Page excerpt
But in the May 23, 2106 issue of Time Magazine an article appeared showing a shocking health risk which ought to concern Baby Boomers. This shocking health risk for Boomers is social isolation. The article characterized this danger as risky as being a cigarette smoker: “Social isolation is as strong a risk factor for early mortality as cigarette smoking.” Lonely people face greater health risks.
I find this surprising. I would’ve never guessed that isolating yourself could potentially have as great a health risk as smoking cigarettes.
In prophetic voice, George Harrison wrote these important lines in the song Eleanor Rigby, “Ah, look at all the lonely people. Where do they all come from?”
The article pointed out that as Baby Boomers age we are more inclined to isolate ourselves from friends, family, and the world in general. People in the 55 to 64-year-old age bracket were much more socially connected 20 years ago than people in the same age bracket today. The author points to four different areas which contribute to the number of lonely people:
- We are less likely to be married.
- We talk to our neighbors less.

Data excerpt
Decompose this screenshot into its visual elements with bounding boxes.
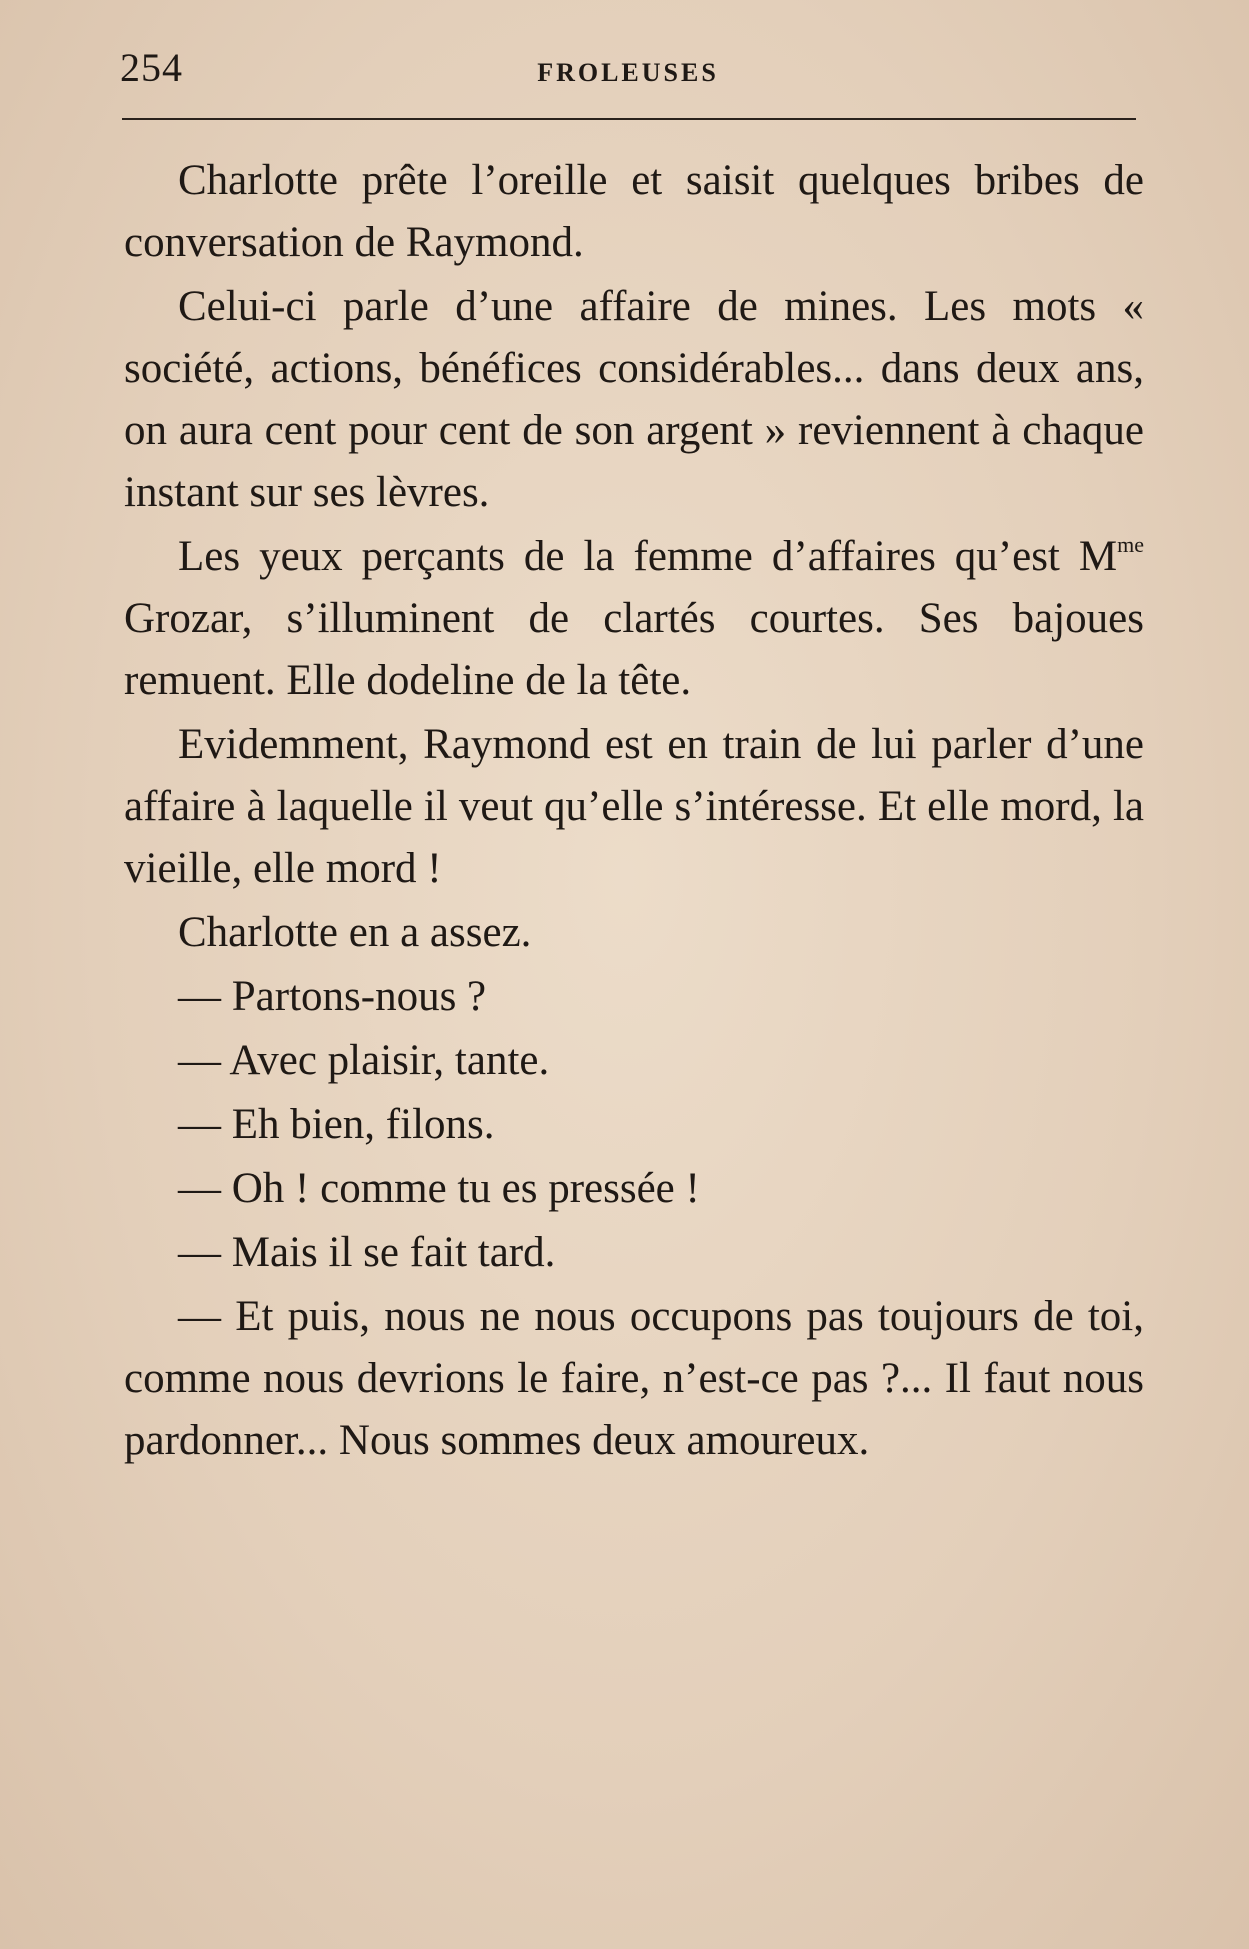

Things to do
• A. In the social isolation excerpt, what is social isolation said to be as strong a risk factor for as cigarette smoking?
• B. Copy the social isolation excerpt, starting at the words "I find this" and stopping after "to be married.", and rename "married" to "employed" throughout.

Answers below
• A. Early mortality.

• B.
I find this surprising. I would’ve never guessed that isolating yourself could potentially have as great a health risk as smoking cigarettes.
In prophetic voice, George Harrison wrote these important lines in the song Eleanor Rigby, “Ah, look at all the lonely people. Where do they all come from?”
The article pointed out that as Baby Boomers age we are more inclined to isolate ourselves from friends, family, and the world in general. People in the 55 to 64-year-old age bracket were much more socially connected 20 years ago than people in the same age bracket today. The author points to four different areas which contribute to the number of lonely people:
- We are less likely to be employed.